• What you will do: Give the data below again exactly as written, without its pictures.

• Data excerpts:
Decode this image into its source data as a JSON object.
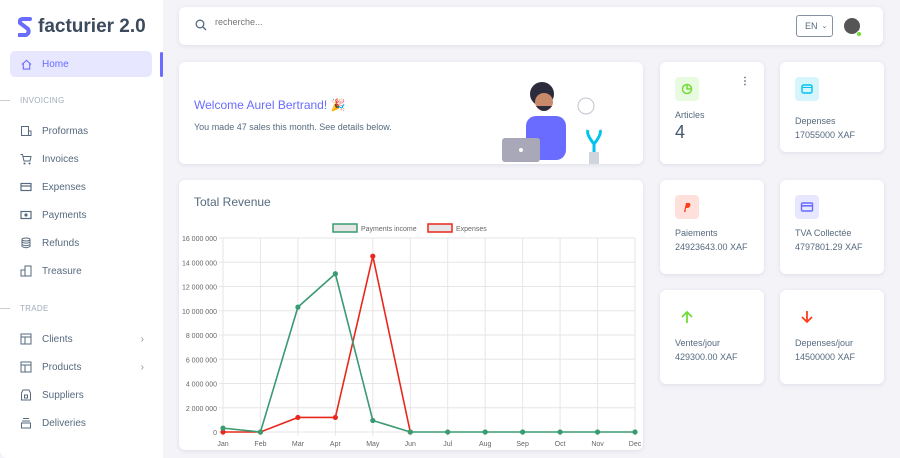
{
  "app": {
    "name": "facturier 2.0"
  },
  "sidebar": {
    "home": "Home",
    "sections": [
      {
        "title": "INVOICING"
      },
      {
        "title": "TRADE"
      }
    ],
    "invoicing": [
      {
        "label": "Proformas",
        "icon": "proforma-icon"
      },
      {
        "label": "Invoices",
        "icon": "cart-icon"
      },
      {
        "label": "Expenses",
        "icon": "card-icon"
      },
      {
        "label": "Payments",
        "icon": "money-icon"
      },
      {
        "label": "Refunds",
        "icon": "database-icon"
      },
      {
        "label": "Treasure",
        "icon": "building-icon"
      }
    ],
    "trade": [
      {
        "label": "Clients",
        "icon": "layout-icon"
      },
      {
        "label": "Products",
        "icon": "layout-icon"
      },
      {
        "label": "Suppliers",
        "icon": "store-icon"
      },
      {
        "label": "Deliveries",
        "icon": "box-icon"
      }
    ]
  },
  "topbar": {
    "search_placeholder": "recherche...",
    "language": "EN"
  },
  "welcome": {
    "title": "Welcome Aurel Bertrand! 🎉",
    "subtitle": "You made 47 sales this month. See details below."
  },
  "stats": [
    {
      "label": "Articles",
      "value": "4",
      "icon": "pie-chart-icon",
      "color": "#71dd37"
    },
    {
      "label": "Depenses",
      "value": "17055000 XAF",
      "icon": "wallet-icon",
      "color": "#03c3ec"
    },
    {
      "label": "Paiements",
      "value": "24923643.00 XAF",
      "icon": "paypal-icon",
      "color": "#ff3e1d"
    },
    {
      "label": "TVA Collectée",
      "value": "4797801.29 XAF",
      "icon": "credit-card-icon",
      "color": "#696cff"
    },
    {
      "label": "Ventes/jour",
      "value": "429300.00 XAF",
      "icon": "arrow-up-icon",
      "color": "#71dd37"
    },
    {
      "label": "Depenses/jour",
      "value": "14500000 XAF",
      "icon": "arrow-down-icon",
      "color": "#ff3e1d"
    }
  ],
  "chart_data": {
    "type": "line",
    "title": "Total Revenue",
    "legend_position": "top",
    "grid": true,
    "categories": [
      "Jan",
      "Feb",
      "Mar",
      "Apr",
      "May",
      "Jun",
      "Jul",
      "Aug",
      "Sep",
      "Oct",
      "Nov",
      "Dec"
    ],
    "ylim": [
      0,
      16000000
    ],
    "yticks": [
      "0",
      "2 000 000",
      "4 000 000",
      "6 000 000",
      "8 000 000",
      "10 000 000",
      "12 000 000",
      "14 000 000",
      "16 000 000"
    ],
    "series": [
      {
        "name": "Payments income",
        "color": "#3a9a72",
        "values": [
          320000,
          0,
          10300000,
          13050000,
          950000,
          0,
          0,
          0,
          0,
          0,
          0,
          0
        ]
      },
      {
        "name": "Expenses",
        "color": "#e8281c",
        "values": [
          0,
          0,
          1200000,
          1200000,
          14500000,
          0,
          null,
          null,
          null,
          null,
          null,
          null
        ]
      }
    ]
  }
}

• The answer:
Decode this image into its source data as a JSON object.
{
  "app": {
    "name": "facturier 2.0"
  },
  "sidebar": {
    "home": "Home",
    "sections": [
      {
        "title": "INVOICING"
      },
      {
        "title": "TRADE"
      }
    ],
    "invoicing": [
      {
        "label": "Proformas",
        "icon": "proforma-icon"
      },
      {
        "label": "Invoices",
        "icon": "cart-icon"
      },
      {
        "label": "Expenses",
        "icon": "card-icon"
      },
      {
        "label": "Payments",
        "icon": "money-icon"
      },
      {
        "label": "Refunds",
        "icon": "database-icon"
      },
      {
        "label": "Treasure",
        "icon": "building-icon"
      }
    ],
    "trade": [
      {
        "label": "Clients",
        "icon": "layout-icon"
      },
      {
        "label": "Products",
        "icon": "layout-icon"
      },
      {
        "label": "Suppliers",
        "icon": "store-icon"
      },
      {
        "label": "Deliveries",
        "icon": "box-icon"
      }
    ]
  },
  "topbar": {
    "search_placeholder": "recherche...",
    "language": "EN"
  },
  "welcome": {
    "title": "Welcome Aurel Bertrand! 🎉",
    "subtitle": "You made 47 sales this month. See details below."
  },
  "stats": [
    {
      "label": "Articles",
      "value": "4",
      "icon": "pie-chart-icon",
      "color": "#71dd37"
    },
    {
      "label": "Depenses",
      "value": "17055000 XAF",
      "icon": "wallet-icon",
      "color": "#03c3ec"
    },
    {
      "label": "Paiements",
      "value": "24923643.00 XAF",
      "icon": "paypal-icon",
      "color": "#ff3e1d"
    },
    {
      "label": "TVA Collectée",
      "value": "4797801.29 XAF",
      "icon": "credit-card-icon",
      "color": "#696cff"
    },
    {
      "label": "Ventes/jour",
      "value": "429300.00 XAF",
      "icon": "arrow-up-icon",
      "color": "#71dd37"
    },
    {
      "label": "Depenses/jour",
      "value": "14500000 XAF",
      "icon": "arrow-down-icon",
      "color": "#ff3e1d"
    }
  ],
  "chart_data": {
    "type": "line",
    "title": "Total Revenue",
    "legend_position": "top",
    "grid": true,
    "categories": [
      "Jan",
      "Feb",
      "Mar",
      "Apr",
      "May",
      "Jun",
      "Jul",
      "Aug",
      "Sep",
      "Oct",
      "Nov",
      "Dec"
    ],
    "ylim": [
      0,
      16000000
    ],
    "yticks": [
      "0",
      "2 000 000",
      "4 000 000",
      "6 000 000",
      "8 000 000",
      "10 000 000",
      "12 000 000",
      "14 000 000",
      "16 000 000"
    ],
    "series": [
      {
        "name": "Payments income",
        "color": "#3a9a72",
        "values": [
          320000,
          0,
          10300000,
          13050000,
          950000,
          0,
          0,
          0,
          0,
          0,
          0,
          0
        ]
      },
      {
        "name": "Expenses",
        "color": "#e8281c",
        "values": [
          0,
          0,
          1200000,
          1200000,
          14500000,
          0,
          null,
          null,
          null,
          null,
          null,
          null
        ]
      }
    ]
  }
}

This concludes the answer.